**Task statement:** Among the lines below, count those containing the word "name". Give the number only.

(Rows from a dataset)
:::::

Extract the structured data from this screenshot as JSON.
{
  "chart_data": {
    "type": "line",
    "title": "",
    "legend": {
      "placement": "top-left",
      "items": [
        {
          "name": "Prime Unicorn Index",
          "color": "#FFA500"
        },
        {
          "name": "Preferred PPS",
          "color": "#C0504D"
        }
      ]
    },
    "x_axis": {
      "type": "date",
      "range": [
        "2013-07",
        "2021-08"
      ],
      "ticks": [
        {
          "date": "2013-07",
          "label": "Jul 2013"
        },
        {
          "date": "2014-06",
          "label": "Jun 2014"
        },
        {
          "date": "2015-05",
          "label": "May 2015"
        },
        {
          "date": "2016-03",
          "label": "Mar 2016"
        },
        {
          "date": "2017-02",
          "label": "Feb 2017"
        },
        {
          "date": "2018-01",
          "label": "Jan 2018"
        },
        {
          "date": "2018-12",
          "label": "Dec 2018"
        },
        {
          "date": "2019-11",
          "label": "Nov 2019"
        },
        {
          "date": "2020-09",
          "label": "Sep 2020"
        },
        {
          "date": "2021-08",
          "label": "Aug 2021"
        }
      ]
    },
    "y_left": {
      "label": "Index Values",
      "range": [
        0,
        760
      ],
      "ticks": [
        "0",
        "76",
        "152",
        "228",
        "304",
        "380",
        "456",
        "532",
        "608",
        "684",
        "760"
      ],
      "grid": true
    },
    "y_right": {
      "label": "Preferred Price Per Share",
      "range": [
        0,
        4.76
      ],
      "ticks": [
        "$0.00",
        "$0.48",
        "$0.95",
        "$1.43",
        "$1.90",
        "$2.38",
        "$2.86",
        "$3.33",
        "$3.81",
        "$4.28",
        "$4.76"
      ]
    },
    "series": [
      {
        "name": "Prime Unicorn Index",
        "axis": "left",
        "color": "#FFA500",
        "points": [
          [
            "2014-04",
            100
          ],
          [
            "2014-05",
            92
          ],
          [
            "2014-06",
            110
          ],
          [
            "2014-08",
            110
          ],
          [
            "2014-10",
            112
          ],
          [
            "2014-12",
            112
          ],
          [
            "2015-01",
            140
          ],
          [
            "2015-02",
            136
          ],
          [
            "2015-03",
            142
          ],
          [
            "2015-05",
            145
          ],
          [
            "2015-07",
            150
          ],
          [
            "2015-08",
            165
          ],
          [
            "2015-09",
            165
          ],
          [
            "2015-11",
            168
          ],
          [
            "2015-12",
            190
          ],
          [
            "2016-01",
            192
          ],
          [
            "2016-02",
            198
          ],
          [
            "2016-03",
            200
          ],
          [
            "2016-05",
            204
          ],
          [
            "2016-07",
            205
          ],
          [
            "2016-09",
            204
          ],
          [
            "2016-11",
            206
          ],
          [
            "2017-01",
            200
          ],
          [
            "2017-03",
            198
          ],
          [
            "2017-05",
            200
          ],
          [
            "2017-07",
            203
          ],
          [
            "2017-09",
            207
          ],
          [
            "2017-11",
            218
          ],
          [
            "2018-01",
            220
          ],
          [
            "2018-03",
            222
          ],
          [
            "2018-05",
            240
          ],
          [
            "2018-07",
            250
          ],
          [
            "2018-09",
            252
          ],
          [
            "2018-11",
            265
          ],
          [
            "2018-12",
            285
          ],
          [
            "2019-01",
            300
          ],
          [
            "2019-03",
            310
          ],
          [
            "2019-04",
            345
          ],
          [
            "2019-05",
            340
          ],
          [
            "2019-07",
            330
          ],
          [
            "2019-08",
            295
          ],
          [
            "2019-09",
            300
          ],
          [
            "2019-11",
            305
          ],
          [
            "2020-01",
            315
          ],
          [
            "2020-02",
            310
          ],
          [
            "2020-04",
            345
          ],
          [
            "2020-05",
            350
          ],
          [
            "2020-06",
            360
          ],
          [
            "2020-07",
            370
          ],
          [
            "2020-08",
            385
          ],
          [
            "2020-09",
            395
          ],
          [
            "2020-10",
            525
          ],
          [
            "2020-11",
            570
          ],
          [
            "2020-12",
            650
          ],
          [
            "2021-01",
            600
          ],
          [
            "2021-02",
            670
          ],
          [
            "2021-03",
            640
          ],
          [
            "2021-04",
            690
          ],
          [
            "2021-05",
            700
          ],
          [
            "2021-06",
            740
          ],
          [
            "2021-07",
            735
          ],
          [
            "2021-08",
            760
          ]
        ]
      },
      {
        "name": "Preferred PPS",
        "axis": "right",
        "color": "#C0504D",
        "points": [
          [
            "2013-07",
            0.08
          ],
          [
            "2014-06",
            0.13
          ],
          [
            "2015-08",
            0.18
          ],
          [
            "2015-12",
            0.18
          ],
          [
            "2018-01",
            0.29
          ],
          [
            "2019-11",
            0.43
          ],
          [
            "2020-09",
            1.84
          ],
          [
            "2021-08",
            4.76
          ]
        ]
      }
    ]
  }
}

:::::

**Expected answer:** 4